DATASET:
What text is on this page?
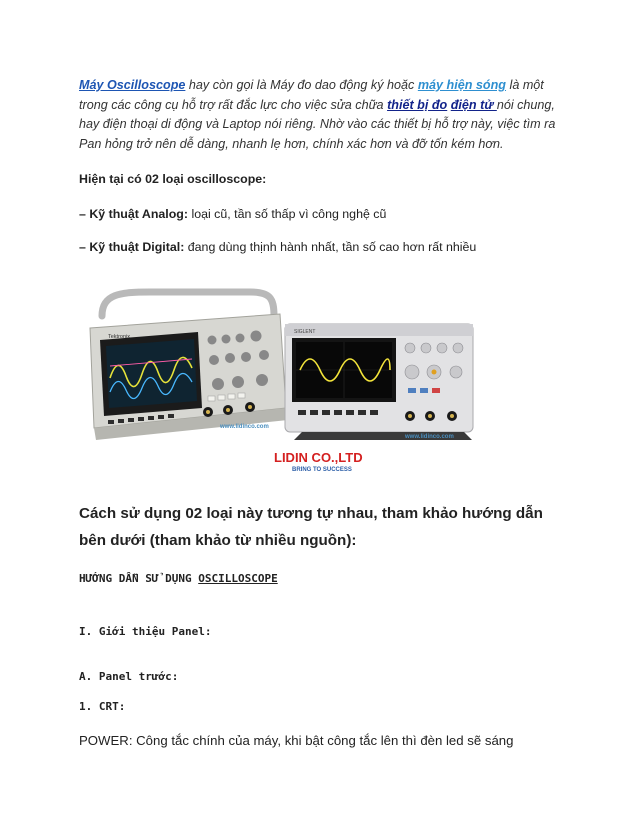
Máy Oscilloscope hay còn gọi là Máy đo dao động ký hoặc máy hiện sóng là một trong các công cụ hỗ trợ rất đắc lực cho việc sửa chữa thiết bị đo điện tử nói chung, hay điện thoại di động và Laptop nói riêng. Nhờ vào các thiết bị hỗ trợ này, việc tìm ra Pan hỏng trở nên dễ dàng, nhanh lẹ hơn, chính xác hơn và đỡ tốn kém hơn.

Hiện tại có 02 loại oscilloscope:
– Kỹ thuật Analog: loại cũ, tần số thấp vì công nghệ cũ
– Kỹ thuật Digital: đang dùng thịnh hành nhất, tần số cao hơn rất nhiều
Tektronix
www.lidinco.com
SIGLENT
www.lidinco.com
LIDIN CO.,LTD
BRING TO SUCCESS
Cách sử dụng 02 loại này tương tự nhau, tham khảo hướng dẫn bên dưới (tham khảo từ nhiều nguồn):
HƯỚNG DẪN SỬ DỤNG OSCILLOSCOPE
I. Giới thiệu Panel:
A. Panel trước:
1. CRT:
POWER: Công tắc chính của máy, khi bật công tắc lên thì đèn led sẽ sáng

GIVEN REQUEST:
Find the word "công" in the data and show each line that holds it.

EXERCISE OUTPUT:
Máy Oscilloscope hay còn gọi là Máy đo dao động ký hoặc máy hiện sóng là một trong các công cụ hỗ trợ rất đắc lực cho việc sửa chữa thiết bị đo điện tử nói chung, hay điện thoại di động và Laptop nói riêng. Nhờ vào các thiết bị hỗ trợ này, việc tìm ra Pan hỏng trở nên dễ dàng, nhanh lẹ hơn, chính xác hơn và đỡ tốn kém hơn.
– Kỹ thuật Analog: loại cũ, tần số thấp vì công nghệ cũ
POWER: Công tắc chính của máy, khi bật công tắc lên thì đèn led sẽ sáng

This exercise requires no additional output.